● **SOURCE RECORDS**
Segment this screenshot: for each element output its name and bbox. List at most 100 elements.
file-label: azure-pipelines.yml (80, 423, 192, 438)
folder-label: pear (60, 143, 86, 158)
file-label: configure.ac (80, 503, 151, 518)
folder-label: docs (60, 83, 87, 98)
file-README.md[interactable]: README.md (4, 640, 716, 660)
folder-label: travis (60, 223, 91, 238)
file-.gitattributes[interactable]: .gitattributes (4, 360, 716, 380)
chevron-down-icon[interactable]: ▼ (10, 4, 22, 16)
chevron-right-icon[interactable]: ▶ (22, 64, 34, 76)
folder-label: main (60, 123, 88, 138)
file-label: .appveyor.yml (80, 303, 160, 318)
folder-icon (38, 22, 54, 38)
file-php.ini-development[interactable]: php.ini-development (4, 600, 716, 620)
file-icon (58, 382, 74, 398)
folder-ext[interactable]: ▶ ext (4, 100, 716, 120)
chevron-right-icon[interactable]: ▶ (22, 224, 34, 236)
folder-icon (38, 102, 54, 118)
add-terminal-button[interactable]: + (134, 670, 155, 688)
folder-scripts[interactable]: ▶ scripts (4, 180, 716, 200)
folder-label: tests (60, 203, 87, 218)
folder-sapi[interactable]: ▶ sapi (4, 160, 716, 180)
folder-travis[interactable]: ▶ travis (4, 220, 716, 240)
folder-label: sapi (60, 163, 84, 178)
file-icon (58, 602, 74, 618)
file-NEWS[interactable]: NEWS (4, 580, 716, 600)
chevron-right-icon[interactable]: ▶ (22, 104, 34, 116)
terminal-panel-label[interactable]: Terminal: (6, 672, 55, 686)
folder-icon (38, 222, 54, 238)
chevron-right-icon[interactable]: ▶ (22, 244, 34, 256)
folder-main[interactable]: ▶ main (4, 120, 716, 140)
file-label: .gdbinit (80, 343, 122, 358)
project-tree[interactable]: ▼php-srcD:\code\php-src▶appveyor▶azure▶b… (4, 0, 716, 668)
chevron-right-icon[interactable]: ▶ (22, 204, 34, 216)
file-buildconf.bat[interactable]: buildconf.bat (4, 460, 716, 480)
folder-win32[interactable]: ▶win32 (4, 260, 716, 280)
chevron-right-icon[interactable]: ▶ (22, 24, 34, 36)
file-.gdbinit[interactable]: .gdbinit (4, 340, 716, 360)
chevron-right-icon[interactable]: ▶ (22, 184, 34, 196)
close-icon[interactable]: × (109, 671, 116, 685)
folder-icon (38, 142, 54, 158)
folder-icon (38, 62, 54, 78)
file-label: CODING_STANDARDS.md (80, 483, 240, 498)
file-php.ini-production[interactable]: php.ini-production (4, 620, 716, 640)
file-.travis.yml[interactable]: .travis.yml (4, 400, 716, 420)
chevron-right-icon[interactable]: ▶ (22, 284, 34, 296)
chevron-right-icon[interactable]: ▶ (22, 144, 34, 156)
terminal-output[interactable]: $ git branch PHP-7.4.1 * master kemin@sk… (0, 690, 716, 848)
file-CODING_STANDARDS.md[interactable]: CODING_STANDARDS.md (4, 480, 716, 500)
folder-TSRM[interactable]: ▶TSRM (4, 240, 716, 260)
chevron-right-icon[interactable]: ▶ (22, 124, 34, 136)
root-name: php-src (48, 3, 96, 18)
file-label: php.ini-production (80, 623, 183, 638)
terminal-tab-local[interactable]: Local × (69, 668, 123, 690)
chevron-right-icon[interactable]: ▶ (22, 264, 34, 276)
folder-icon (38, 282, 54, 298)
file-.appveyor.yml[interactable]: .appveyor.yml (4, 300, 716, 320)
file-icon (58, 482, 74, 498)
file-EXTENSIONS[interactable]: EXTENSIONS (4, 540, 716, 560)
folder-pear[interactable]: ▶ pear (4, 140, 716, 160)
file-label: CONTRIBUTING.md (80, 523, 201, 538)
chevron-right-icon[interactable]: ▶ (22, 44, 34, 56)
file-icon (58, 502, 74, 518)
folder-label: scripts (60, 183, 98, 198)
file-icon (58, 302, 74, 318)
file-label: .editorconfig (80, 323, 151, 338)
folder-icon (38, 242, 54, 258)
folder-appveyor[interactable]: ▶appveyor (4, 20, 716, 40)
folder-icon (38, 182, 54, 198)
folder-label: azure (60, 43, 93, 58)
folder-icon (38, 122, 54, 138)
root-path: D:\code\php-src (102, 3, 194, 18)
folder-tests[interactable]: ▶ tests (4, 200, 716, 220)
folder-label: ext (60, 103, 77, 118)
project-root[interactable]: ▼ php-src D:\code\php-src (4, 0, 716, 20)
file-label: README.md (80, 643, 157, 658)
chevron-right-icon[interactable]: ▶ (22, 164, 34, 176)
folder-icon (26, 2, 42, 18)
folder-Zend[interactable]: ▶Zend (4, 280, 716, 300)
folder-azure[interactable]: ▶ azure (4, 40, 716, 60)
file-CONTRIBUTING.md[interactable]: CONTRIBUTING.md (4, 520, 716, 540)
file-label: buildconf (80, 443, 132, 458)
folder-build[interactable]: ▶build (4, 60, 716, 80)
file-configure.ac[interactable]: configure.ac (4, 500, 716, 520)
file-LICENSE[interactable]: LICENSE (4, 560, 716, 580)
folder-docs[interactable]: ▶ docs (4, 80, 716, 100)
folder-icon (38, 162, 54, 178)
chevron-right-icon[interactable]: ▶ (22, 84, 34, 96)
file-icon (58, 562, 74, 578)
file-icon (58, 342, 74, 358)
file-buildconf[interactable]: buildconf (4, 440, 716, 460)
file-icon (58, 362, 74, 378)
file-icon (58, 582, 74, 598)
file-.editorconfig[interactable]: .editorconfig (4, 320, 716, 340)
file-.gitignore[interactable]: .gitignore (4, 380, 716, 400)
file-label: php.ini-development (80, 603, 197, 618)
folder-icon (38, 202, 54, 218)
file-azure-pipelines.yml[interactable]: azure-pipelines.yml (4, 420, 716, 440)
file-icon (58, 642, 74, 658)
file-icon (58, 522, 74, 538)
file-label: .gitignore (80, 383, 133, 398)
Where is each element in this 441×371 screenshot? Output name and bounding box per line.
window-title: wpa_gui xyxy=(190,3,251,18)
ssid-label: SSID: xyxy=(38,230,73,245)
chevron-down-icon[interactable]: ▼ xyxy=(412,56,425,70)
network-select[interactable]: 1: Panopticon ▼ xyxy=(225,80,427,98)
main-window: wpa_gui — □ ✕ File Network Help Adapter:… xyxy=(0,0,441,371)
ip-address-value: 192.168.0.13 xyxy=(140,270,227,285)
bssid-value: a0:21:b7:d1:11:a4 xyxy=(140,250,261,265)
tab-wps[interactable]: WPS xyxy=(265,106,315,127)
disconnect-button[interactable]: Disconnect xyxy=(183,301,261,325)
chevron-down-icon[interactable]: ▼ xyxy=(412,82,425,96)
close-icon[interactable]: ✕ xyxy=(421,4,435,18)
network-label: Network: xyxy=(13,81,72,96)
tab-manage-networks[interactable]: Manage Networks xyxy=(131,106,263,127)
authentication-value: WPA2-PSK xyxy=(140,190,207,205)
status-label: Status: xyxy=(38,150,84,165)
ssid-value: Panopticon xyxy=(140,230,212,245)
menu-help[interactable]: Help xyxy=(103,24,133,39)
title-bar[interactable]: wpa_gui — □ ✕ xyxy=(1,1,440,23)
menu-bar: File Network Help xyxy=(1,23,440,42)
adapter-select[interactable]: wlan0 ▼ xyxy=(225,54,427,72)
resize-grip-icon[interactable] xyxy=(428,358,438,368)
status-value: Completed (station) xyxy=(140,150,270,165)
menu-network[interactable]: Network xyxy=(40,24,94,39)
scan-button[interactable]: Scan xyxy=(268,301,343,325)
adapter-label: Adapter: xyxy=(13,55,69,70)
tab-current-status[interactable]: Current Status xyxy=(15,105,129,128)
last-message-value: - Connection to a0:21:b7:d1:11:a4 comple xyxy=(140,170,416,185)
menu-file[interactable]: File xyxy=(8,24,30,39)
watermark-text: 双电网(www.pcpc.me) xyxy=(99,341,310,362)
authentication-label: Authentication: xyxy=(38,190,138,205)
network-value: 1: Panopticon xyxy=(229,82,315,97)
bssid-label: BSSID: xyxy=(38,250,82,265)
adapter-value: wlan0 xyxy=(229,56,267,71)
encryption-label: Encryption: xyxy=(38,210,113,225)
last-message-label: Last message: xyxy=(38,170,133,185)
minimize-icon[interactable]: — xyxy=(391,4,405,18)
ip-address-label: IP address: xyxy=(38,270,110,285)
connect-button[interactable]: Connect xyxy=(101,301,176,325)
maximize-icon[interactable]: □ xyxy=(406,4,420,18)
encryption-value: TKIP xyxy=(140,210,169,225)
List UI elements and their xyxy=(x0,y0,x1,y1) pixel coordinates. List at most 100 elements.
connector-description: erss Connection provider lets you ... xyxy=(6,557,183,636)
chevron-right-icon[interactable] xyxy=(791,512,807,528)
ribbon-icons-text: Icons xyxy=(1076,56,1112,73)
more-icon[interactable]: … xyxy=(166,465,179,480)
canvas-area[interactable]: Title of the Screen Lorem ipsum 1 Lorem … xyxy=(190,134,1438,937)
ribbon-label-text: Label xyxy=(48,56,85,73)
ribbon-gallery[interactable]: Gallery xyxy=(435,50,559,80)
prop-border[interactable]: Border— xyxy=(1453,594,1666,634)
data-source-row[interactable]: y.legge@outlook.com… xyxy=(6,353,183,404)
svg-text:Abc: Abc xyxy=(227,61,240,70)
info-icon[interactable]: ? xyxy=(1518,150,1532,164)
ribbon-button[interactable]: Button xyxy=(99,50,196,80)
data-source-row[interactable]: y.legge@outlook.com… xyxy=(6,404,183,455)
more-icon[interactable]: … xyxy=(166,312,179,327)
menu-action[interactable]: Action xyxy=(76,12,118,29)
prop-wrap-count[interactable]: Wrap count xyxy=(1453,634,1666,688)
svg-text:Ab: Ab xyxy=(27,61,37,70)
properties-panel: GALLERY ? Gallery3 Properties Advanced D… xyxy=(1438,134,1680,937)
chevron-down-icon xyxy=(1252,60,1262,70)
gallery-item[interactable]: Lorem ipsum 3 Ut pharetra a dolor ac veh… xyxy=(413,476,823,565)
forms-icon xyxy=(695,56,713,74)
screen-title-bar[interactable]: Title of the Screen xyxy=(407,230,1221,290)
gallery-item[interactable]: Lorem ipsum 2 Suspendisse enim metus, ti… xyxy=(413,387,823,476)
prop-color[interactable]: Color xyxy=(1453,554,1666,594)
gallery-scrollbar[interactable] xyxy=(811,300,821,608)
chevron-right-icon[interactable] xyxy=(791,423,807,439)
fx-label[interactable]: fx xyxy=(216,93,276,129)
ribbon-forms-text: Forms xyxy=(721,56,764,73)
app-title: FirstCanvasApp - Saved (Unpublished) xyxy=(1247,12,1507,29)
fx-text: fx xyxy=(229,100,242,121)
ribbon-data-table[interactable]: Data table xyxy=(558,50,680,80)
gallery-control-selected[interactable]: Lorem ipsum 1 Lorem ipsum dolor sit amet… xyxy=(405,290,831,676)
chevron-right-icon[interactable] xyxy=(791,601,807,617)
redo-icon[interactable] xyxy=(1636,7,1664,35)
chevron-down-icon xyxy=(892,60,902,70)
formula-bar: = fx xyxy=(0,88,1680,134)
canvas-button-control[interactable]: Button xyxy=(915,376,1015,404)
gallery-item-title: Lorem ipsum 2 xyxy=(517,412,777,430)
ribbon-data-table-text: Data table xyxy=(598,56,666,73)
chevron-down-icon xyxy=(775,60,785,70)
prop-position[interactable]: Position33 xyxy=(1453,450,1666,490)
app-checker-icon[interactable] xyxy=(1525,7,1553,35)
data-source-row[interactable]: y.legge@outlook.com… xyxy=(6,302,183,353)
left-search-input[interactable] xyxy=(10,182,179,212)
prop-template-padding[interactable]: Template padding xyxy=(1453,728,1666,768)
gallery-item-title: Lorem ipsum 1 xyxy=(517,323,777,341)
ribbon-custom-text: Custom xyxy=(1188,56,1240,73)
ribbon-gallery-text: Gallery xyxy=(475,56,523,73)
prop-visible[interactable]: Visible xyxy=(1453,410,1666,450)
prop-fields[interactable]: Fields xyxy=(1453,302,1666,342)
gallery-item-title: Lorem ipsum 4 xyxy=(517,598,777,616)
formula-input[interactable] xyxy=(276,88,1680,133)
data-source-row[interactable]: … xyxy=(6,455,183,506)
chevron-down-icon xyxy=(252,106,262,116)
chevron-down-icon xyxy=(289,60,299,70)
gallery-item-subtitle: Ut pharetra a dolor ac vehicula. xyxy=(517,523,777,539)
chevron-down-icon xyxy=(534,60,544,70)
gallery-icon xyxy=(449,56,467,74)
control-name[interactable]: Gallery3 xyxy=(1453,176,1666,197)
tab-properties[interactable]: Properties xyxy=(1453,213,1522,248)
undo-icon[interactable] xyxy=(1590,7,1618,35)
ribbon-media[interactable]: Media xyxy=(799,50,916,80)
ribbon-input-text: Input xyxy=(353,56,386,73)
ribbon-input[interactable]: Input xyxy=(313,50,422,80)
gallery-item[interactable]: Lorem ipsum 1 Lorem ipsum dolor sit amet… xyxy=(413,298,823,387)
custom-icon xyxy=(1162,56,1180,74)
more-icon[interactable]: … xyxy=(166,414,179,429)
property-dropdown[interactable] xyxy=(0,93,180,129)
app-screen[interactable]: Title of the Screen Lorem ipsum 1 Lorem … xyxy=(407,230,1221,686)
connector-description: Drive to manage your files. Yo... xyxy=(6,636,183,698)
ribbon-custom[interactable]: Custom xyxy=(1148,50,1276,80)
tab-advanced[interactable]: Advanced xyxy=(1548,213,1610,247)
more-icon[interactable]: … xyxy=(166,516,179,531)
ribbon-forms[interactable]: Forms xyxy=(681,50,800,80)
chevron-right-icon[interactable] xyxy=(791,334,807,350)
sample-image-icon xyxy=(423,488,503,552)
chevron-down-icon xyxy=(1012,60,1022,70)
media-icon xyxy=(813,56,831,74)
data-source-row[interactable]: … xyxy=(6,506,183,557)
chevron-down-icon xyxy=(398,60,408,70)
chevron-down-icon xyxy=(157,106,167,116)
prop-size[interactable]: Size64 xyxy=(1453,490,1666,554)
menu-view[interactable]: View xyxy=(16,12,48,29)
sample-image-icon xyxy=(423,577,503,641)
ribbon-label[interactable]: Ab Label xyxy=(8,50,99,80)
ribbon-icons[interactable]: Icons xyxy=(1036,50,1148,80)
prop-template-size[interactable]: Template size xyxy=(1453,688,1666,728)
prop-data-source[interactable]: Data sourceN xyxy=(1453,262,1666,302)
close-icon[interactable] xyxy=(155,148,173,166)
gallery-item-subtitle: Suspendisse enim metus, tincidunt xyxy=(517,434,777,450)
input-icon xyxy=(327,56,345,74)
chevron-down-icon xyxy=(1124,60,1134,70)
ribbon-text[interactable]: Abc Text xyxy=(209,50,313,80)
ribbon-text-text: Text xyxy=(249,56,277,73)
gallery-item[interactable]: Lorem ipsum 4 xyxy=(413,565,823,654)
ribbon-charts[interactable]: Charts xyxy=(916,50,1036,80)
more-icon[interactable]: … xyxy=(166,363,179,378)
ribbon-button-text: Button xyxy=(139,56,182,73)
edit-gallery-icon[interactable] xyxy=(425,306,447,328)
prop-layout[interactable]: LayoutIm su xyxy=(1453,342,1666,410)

● **EXERCISE PROMPT**
Turn the material, from its first line through the line containing "folder-label: tests (60, 203, 87, 218)", into a numbered list, leaving out any blank lines.

● **EXPECTED ANSWER**
1. Segment this screenshot: for each element output its name and bbox. List at most 100 elements.
2. file-label: azure-pipelines.yml (80, 423, 192, 438)
3. folder-label: pear (60, 143, 86, 158)
4. file-label: configure.ac (80, 503, 151, 518)
5. folder-label: docs (60, 83, 87, 98)
6. file-README.md[interactable]: README.md (4, 640, 716, 660)
7. folder-label: travis (60, 223, 91, 238)
8. file-.gitattributes[interactable]: .gitattributes (4, 360, 716, 380)
9. chevron-down-icon[interactable]: ▼ (10, 4, 22, 16)
10. chevron-right-icon[interactable]: ▶ (22, 64, 34, 76)
11. folder-label: main (60, 123, 88, 138)
12. file-label: .appveyor.yml (80, 303, 160, 318)
13. folder-icon (38, 22, 54, 38)
14. file-php.ini-development[interactable]: php.ini-development (4, 600, 716, 620)
15. file-icon (58, 382, 74, 398)
16. folder-ext[interactable]: ▶ ext (4, 100, 716, 120)
17. chevron-right-icon[interactable]: ▶ (22, 224, 34, 236)
18. folder-icon (38, 102, 54, 118)
19. add-terminal-button[interactable]: + (134, 670, 155, 688)
20. folder-scripts[interactable]: ▶ scripts (4, 180, 716, 200)
21. folder-label: tests (60, 203, 87, 218)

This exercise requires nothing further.